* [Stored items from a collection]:
..............................

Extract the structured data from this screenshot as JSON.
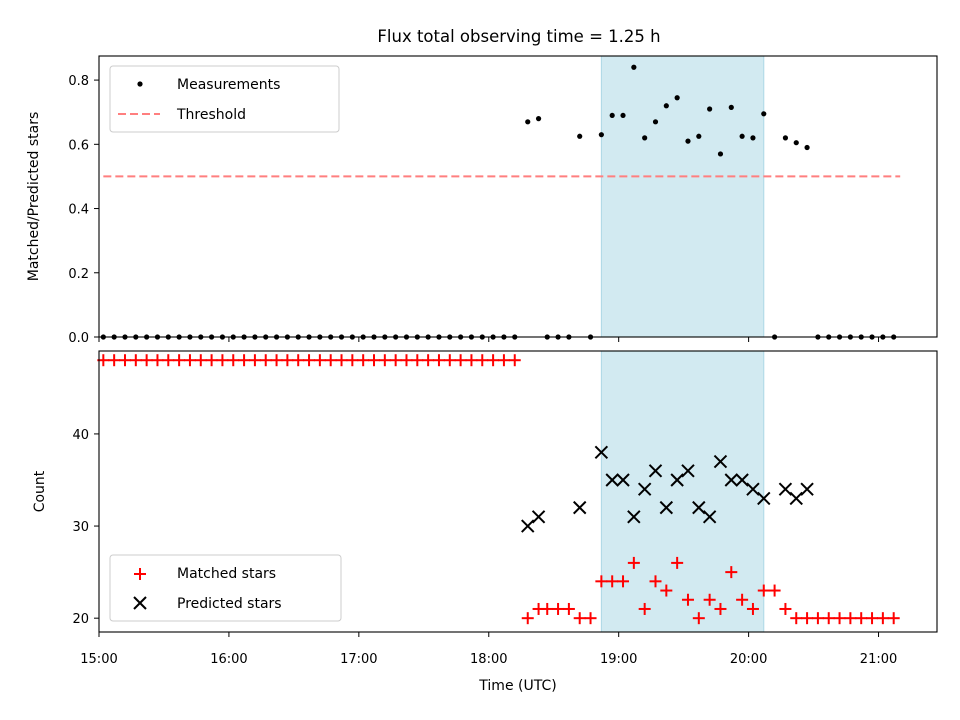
{
  "chart_data": [
    {
      "type": "scatter",
      "title": "Flux total observing time = 1.25 h",
      "ylabel": "Matched/Predicted stars",
      "xlabel": "",
      "xlim": [
        "15:00",
        "21:27"
      ],
      "ylim": [
        0,
        0.875
      ],
      "yticks": [
        0.0,
        0.2,
        0.4,
        0.6,
        0.8
      ],
      "yticklabels": [
        "0.0",
        "0.2",
        "0.4",
        "0.6",
        "0.8"
      ],
      "legend_position": "top-left",
      "shaded_span": {
        "from": "18:52",
        "to": "20:07",
        "color": "#add8e6"
      },
      "series": [
        {
          "name": "Measurements",
          "marker": "dot",
          "color": "#000000",
          "points": [
            [
              "15:02",
              0
            ],
            [
              "15:07",
              0
            ],
            [
              "15:12",
              0
            ],
            [
              "15:17",
              0
            ],
            [
              "15:22",
              0
            ],
            [
              "15:27",
              0
            ],
            [
              "15:32",
              0
            ],
            [
              "15:37",
              0
            ],
            [
              "15:42",
              0
            ],
            [
              "15:47",
              0
            ],
            [
              "15:52",
              0
            ],
            [
              "15:57",
              0
            ],
            [
              "16:02",
              0
            ],
            [
              "16:07",
              0
            ],
            [
              "16:12",
              0
            ],
            [
              "16:17",
              0
            ],
            [
              "16:22",
              0
            ],
            [
              "16:27",
              0
            ],
            [
              "16:32",
              0
            ],
            [
              "16:37",
              0
            ],
            [
              "16:42",
              0
            ],
            [
              "16:47",
              0
            ],
            [
              "16:52",
              0
            ],
            [
              "16:57",
              0
            ],
            [
              "17:02",
              0
            ],
            [
              "17:07",
              0
            ],
            [
              "17:12",
              0
            ],
            [
              "17:17",
              0
            ],
            [
              "17:22",
              0
            ],
            [
              "17:27",
              0
            ],
            [
              "17:32",
              0
            ],
            [
              "17:37",
              0
            ],
            [
              "17:42",
              0
            ],
            [
              "17:47",
              0
            ],
            [
              "17:52",
              0
            ],
            [
              "17:57",
              0
            ],
            [
              "18:02",
              0
            ],
            [
              "18:07",
              0
            ],
            [
              "18:12",
              0
            ],
            [
              "18:18",
              0.67
            ],
            [
              "18:23",
              0.68
            ],
            [
              "18:27",
              0
            ],
            [
              "18:32",
              0
            ],
            [
              "18:37",
              0
            ],
            [
              "18:42",
              0.625
            ],
            [
              "18:47",
              0
            ],
            [
              "18:52",
              0.63
            ],
            [
              "18:57",
              0.69
            ],
            [
              "19:02",
              0.69
            ],
            [
              "19:07",
              0.84
            ],
            [
              "19:12",
              0.62
            ],
            [
              "19:17",
              0.67
            ],
            [
              "19:22",
              0.72
            ],
            [
              "19:27",
              0.745
            ],
            [
              "19:32",
              0.61
            ],
            [
              "19:37",
              0.625
            ],
            [
              "19:42",
              0.71
            ],
            [
              "19:47",
              0.57
            ],
            [
              "19:52",
              0.715
            ],
            [
              "19:57",
              0.625
            ],
            [
              "20:02",
              0.62
            ],
            [
              "20:07",
              0.695
            ],
            [
              "20:12",
              0
            ],
            [
              "20:17",
              0.62
            ],
            [
              "20:22",
              0.605
            ],
            [
              "20:27",
              0.59
            ],
            [
              "20:32",
              0
            ],
            [
              "20:37",
              0
            ],
            [
              "20:42",
              0
            ],
            [
              "20:47",
              0
            ],
            [
              "20:52",
              0
            ],
            [
              "20:57",
              0
            ],
            [
              "21:02",
              0
            ],
            [
              "21:07",
              0
            ]
          ]
        },
        {
          "name": "Threshold",
          "style": "dashed",
          "color": "#ff7f7f",
          "points": [
            [
              "15:02",
              0.5
            ],
            [
              "21:10",
              0.5
            ]
          ]
        }
      ]
    },
    {
      "type": "scatter",
      "title": "",
      "xlabel": "Time (UTC)",
      "ylabel": "Count",
      "xlim": [
        "15:00",
        "21:27"
      ],
      "ylim": [
        18.5,
        49.0
      ],
      "xticklabels": [
        "15:00",
        "16:00",
        "17:00",
        "18:00",
        "19:00",
        "20:00",
        "21:00"
      ],
      "yticks": [
        20,
        30,
        40
      ],
      "yticklabels": [
        "20",
        "30",
        "40"
      ],
      "legend_position": "bottom-left",
      "shaded_span": {
        "from": "18:52",
        "to": "20:07",
        "color": "#add8e6"
      },
      "series": [
        {
          "name": "Matched stars",
          "marker": "plus",
          "color": "#ff0000",
          "points": [
            [
              "15:02",
              48
            ],
            [
              "15:07",
              48
            ],
            [
              "15:12",
              48
            ],
            [
              "15:17",
              48
            ],
            [
              "15:22",
              48
            ],
            [
              "15:27",
              48
            ],
            [
              "15:32",
              48
            ],
            [
              "15:37",
              48
            ],
            [
              "15:42",
              48
            ],
            [
              "15:47",
              48
            ],
            [
              "15:52",
              48
            ],
            [
              "15:57",
              48
            ],
            [
              "16:02",
              48
            ],
            [
              "16:07",
              48
            ],
            [
              "16:12",
              48
            ],
            [
              "16:17",
              48
            ],
            [
              "16:22",
              48
            ],
            [
              "16:27",
              48
            ],
            [
              "16:32",
              48
            ],
            [
              "16:37",
              48
            ],
            [
              "16:42",
              48
            ],
            [
              "16:47",
              48
            ],
            [
              "16:52",
              48
            ],
            [
              "16:57",
              48
            ],
            [
              "17:02",
              48
            ],
            [
              "17:07",
              48
            ],
            [
              "17:12",
              48
            ],
            [
              "17:17",
              48
            ],
            [
              "17:22",
              48
            ],
            [
              "17:27",
              48
            ],
            [
              "17:32",
              48
            ],
            [
              "17:37",
              48
            ],
            [
              "17:42",
              48
            ],
            [
              "17:47",
              48
            ],
            [
              "17:52",
              48
            ],
            [
              "17:57",
              48
            ],
            [
              "18:02",
              48
            ],
            [
              "18:07",
              48
            ],
            [
              "18:12",
              48
            ],
            [
              "18:18",
              20
            ],
            [
              "18:23",
              21
            ],
            [
              "18:27",
              21
            ],
            [
              "18:32",
              21
            ],
            [
              "18:37",
              21
            ],
            [
              "18:42",
              20
            ],
            [
              "18:47",
              20
            ],
            [
              "18:52",
              24
            ],
            [
              "18:57",
              24
            ],
            [
              "19:02",
              24
            ],
            [
              "19:07",
              26
            ],
            [
              "19:12",
              21
            ],
            [
              "19:17",
              24
            ],
            [
              "19:22",
              23
            ],
            [
              "19:27",
              26
            ],
            [
              "19:32",
              22
            ],
            [
              "19:37",
              20
            ],
            [
              "19:42",
              22
            ],
            [
              "19:47",
              21
            ],
            [
              "19:52",
              25
            ],
            [
              "19:57",
              22
            ],
            [
              "20:02",
              21
            ],
            [
              "20:07",
              23
            ],
            [
              "20:12",
              23
            ],
            [
              "20:17",
              21
            ],
            [
              "20:22",
              20
            ],
            [
              "20:27",
              20
            ],
            [
              "20:32",
              20
            ],
            [
              "20:37",
              20
            ],
            [
              "20:42",
              20
            ],
            [
              "20:47",
              20
            ],
            [
              "20:52",
              20
            ],
            [
              "20:57",
              20
            ],
            [
              "21:02",
              20
            ],
            [
              "21:07",
              20
            ]
          ]
        },
        {
          "name": "Predicted stars",
          "marker": "x",
          "color": "#000000",
          "points": [
            [
              "18:18",
              30
            ],
            [
              "18:23",
              31
            ],
            [
              "18:42",
              32
            ],
            [
              "18:52",
              38
            ],
            [
              "18:57",
              35
            ],
            [
              "19:02",
              35
            ],
            [
              "19:07",
              31
            ],
            [
              "19:12",
              34
            ],
            [
              "19:17",
              36
            ],
            [
              "19:22",
              32
            ],
            [
              "19:27",
              35
            ],
            [
              "19:32",
              36
            ],
            [
              "19:37",
              32
            ],
            [
              "19:42",
              31
            ],
            [
              "19:47",
              37
            ],
            [
              "19:52",
              35
            ],
            [
              "19:57",
              35
            ],
            [
              "20:02",
              34
            ],
            [
              "20:07",
              33
            ],
            [
              "20:17",
              34
            ],
            [
              "20:22",
              33
            ],
            [
              "20:27",
              34
            ]
          ]
        }
      ]
    }
  ]
}
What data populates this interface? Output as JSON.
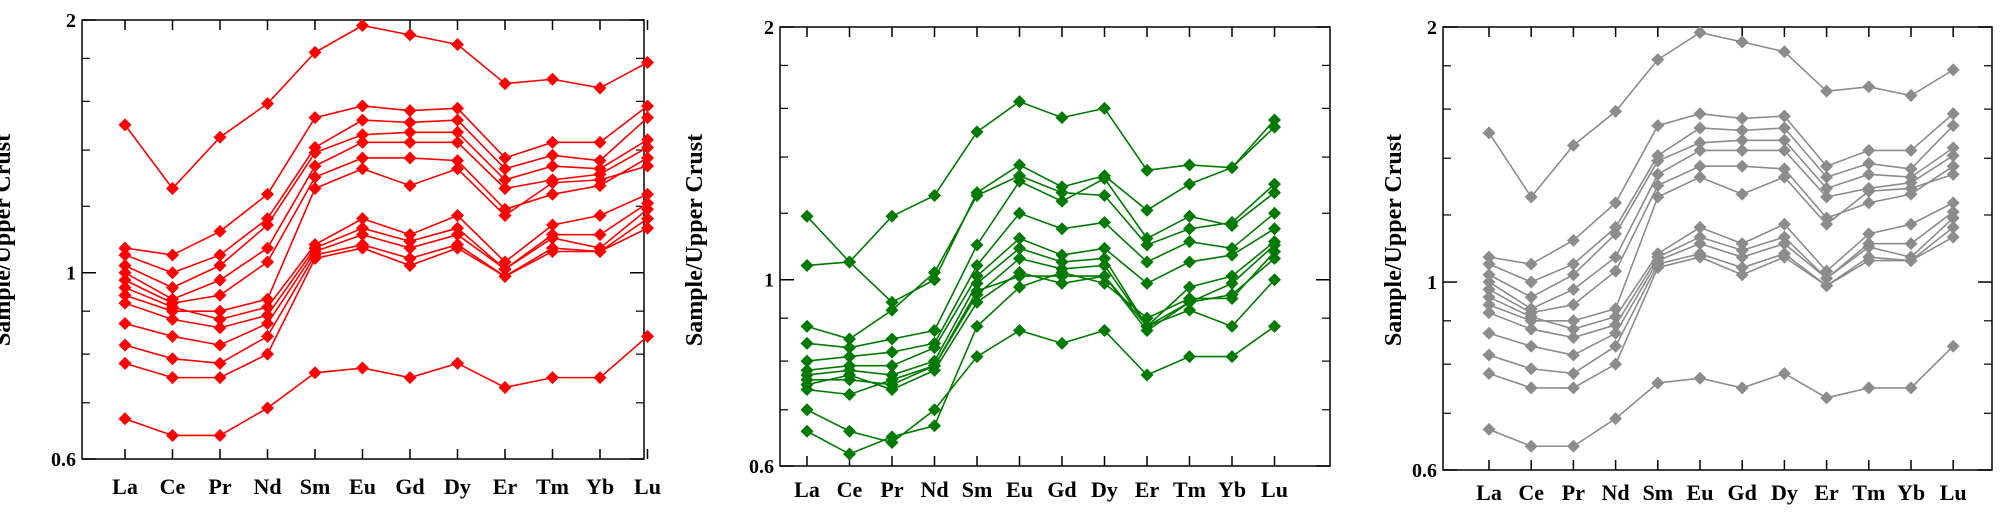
{
  "chart_data": [
    {
      "type": "line",
      "ylabel": "Sample/Upper Crust",
      "yscale": "log",
      "ylim": [
        0.6,
        2
      ],
      "yticks": [
        0.6,
        1,
        2
      ],
      "color": "#ff0000",
      "categories": [
        "La",
        "Ce",
        "Pr",
        "Nd",
        "Sm",
        "Eu",
        "Gd",
        "Dy",
        "Er",
        "Tm",
        "Yb",
        "Lu"
      ],
      "series": [
        {
          "values": [
            1.5,
            1.26,
            1.45,
            1.59,
            1.83,
            1.97,
            1.92,
            1.87,
            1.68,
            1.7,
            1.66,
            1.78
          ]
        },
        {
          "values": [
            1.07,
            1.05,
            1.12,
            1.24,
            1.53,
            1.58,
            1.56,
            1.57,
            1.37,
            1.43,
            1.43,
            1.58
          ]
        },
        {
          "values": [
            1.05,
            1.0,
            1.05,
            1.16,
            1.41,
            1.52,
            1.51,
            1.52,
            1.33,
            1.38,
            1.36,
            1.53
          ]
        },
        {
          "values": [
            1.02,
            0.96,
            1.02,
            1.14,
            1.39,
            1.46,
            1.47,
            1.47,
            1.29,
            1.34,
            1.33,
            1.44
          ]
        },
        {
          "values": [
            1.0,
            0.93,
            0.98,
            1.07,
            1.34,
            1.43,
            1.43,
            1.43,
            1.26,
            1.29,
            1.31,
            1.41
          ]
        },
        {
          "values": [
            0.98,
            0.92,
            0.94,
            1.03,
            1.3,
            1.37,
            1.37,
            1.36,
            1.19,
            1.24,
            1.27,
            1.37
          ]
        },
        {
          "values": [
            0.94,
            0.9,
            0.9,
            0.93,
            1.26,
            1.33,
            1.27,
            1.33,
            1.17,
            1.28,
            1.29,
            1.34
          ]
        },
        {
          "values": [
            0.96,
            0.91,
            0.88,
            0.91,
            1.08,
            1.16,
            1.11,
            1.17,
            1.03,
            1.14,
            1.17,
            1.24
          ]
        },
        {
          "values": [
            0.92,
            0.88,
            0.86,
            0.89,
            1.07,
            1.13,
            1.09,
            1.13,
            1.01,
            1.11,
            1.11,
            1.21
          ]
        },
        {
          "values": [
            0.87,
            0.84,
            0.82,
            0.87,
            1.06,
            1.11,
            1.07,
            1.11,
            1.01,
            1.1,
            1.07,
            1.19
          ]
        },
        {
          "values": [
            0.82,
            0.79,
            0.78,
            0.84,
            1.05,
            1.08,
            1.04,
            1.08,
            0.99,
            1.07,
            1.06,
            1.16
          ]
        },
        {
          "values": [
            0.78,
            0.75,
            0.75,
            0.8,
            1.04,
            1.07,
            1.02,
            1.07,
            0.99,
            1.06,
            1.06,
            1.13
          ]
        },
        {
          "values": [
            0.67,
            0.64,
            0.64,
            0.69,
            0.76,
            0.77,
            0.75,
            0.78,
            0.73,
            0.75,
            0.75,
            0.84
          ]
        }
      ]
    },
    {
      "type": "line",
      "ylabel": "Sample/Upper Crust",
      "yscale": "log",
      "ylim": [
        0.6,
        2
      ],
      "yticks": [
        0.6,
        1,
        2
      ],
      "color": "#007a00",
      "categories": [
        "La",
        "Ce",
        "Pr",
        "Nd",
        "Sm",
        "Eu",
        "Gd",
        "Dy",
        "Er",
        "Tm",
        "Yb",
        "Lu"
      ],
      "series": [
        {
          "values": [
            1.04,
            1.05,
            1.19,
            1.26,
            1.5,
            1.63,
            1.56,
            1.6,
            1.35,
            1.37,
            1.36,
            1.55
          ]
        },
        {
          "values": [
            1.19,
            1.05,
            0.94,
            1.0,
            1.27,
            1.37,
            1.29,
            1.33,
            1.21,
            1.3,
            1.36,
            1.52
          ]
        },
        {
          "values": [
            0.88,
            0.85,
            0.92,
            1.02,
            1.26,
            1.33,
            1.27,
            1.26,
            1.1,
            1.15,
            1.17,
            1.3
          ]
        },
        {
          "values": [
            0.84,
            0.83,
            0.85,
            0.87,
            1.1,
            1.31,
            1.24,
            1.32,
            1.12,
            1.19,
            1.16,
            1.27
          ]
        },
        {
          "values": [
            0.8,
            0.81,
            0.82,
            0.84,
            1.04,
            1.2,
            1.15,
            1.17,
            1.05,
            1.11,
            1.09,
            1.2
          ]
        },
        {
          "values": [
            0.78,
            0.79,
            0.79,
            0.83,
            1.01,
            1.12,
            1.07,
            1.09,
            0.99,
            1.05,
            1.07,
            1.15
          ]
        },
        {
          "values": [
            0.77,
            0.78,
            0.77,
            0.8,
            0.99,
            1.09,
            1.05,
            1.06,
            0.88,
            0.98,
            1.01,
            1.11
          ]
        },
        {
          "values": [
            0.76,
            0.76,
            0.75,
            0.79,
            0.96,
            1.06,
            1.03,
            1.04,
            0.88,
            0.94,
            0.96,
            1.06
          ]
        },
        {
          "values": [
            0.75,
            0.77,
            0.74,
            0.78,
            0.94,
            1.02,
            0.99,
            1.01,
            0.88,
            0.92,
            0.88,
            1.0
          ]
        },
        {
          "values": [
            0.7,
            0.66,
            0.64,
            0.7,
            0.81,
            0.87,
            0.84,
            0.87,
            0.77,
            0.81,
            0.81,
            0.88
          ]
        },
        {
          "values": [
            0.66,
            0.62,
            0.65,
            0.67,
            0.88,
            0.98,
            1.02,
            0.99,
            0.9,
            0.95,
            0.95,
            1.08
          ]
        },
        {
          "values": [
            0.74,
            0.73,
            0.76,
            0.79,
            0.97,
            1.01,
            1.01,
            1.01,
            0.87,
            0.94,
            0.99,
            1.1
          ]
        }
      ]
    },
    {
      "type": "line",
      "ylabel": "Sample/Upper Crust",
      "yscale": "log",
      "ylim": [
        0.6,
        2
      ],
      "yticks": [
        0.6,
        1,
        2
      ],
      "color": "#8c8c8c",
      "categories": [
        "La",
        "Ce",
        "Pr",
        "Nd",
        "Sm",
        "Eu",
        "Gd",
        "Dy",
        "Er",
        "Tm",
        "Yb",
        "Lu"
      ],
      "series": [
        {
          "values": [
            1.5,
            1.26,
            1.45,
            1.59,
            1.83,
            1.97,
            1.92,
            1.87,
            1.68,
            1.7,
            1.66,
            1.78
          ]
        },
        {
          "values": [
            1.07,
            1.05,
            1.12,
            1.24,
            1.53,
            1.58,
            1.56,
            1.57,
            1.37,
            1.43,
            1.43,
            1.58
          ]
        },
        {
          "values": [
            1.05,
            1.0,
            1.05,
            1.16,
            1.41,
            1.52,
            1.51,
            1.52,
            1.33,
            1.38,
            1.36,
            1.53
          ]
        },
        {
          "values": [
            1.02,
            0.96,
            1.02,
            1.14,
            1.39,
            1.46,
            1.47,
            1.47,
            1.29,
            1.34,
            1.33,
            1.44
          ]
        },
        {
          "values": [
            1.0,
            0.93,
            0.98,
            1.07,
            1.34,
            1.43,
            1.43,
            1.43,
            1.26,
            1.29,
            1.31,
            1.41
          ]
        },
        {
          "values": [
            0.98,
            0.92,
            0.94,
            1.03,
            1.3,
            1.37,
            1.37,
            1.36,
            1.19,
            1.24,
            1.27,
            1.37
          ]
        },
        {
          "values": [
            0.94,
            0.9,
            0.9,
            0.93,
            1.26,
            1.33,
            1.27,
            1.33,
            1.17,
            1.28,
            1.29,
            1.34
          ]
        },
        {
          "values": [
            0.96,
            0.91,
            0.88,
            0.91,
            1.08,
            1.16,
            1.11,
            1.17,
            1.03,
            1.14,
            1.17,
            1.24
          ]
        },
        {
          "values": [
            0.92,
            0.88,
            0.86,
            0.89,
            1.07,
            1.13,
            1.09,
            1.13,
            1.01,
            1.11,
            1.11,
            1.21
          ]
        },
        {
          "values": [
            0.87,
            0.84,
            0.82,
            0.87,
            1.06,
            1.11,
            1.07,
            1.11,
            1.01,
            1.1,
            1.07,
            1.19
          ]
        },
        {
          "values": [
            0.82,
            0.79,
            0.78,
            0.84,
            1.05,
            1.08,
            1.04,
            1.08,
            0.99,
            1.07,
            1.06,
            1.16
          ]
        },
        {
          "values": [
            0.78,
            0.75,
            0.75,
            0.8,
            1.04,
            1.07,
            1.02,
            1.07,
            0.99,
            1.06,
            1.06,
            1.13
          ]
        },
        {
          "values": [
            0.67,
            0.64,
            0.64,
            0.69,
            0.76,
            0.77,
            0.75,
            0.78,
            0.73,
            0.75,
            0.75,
            0.84
          ]
        }
      ]
    }
  ]
}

..............................

* [Given instruction]: Return each line where "color" shows up.

* [Task answer]:
        "color": "#add8e6"
          "color": "#000000",
          "color": "#ff7f7f",
        "color": "#add8e6"
          "color": "#ff0000",
          "color": "#000000",
      "color": "#ff0000",
      "color": "#007a00",
      "color": "#8c8c8c",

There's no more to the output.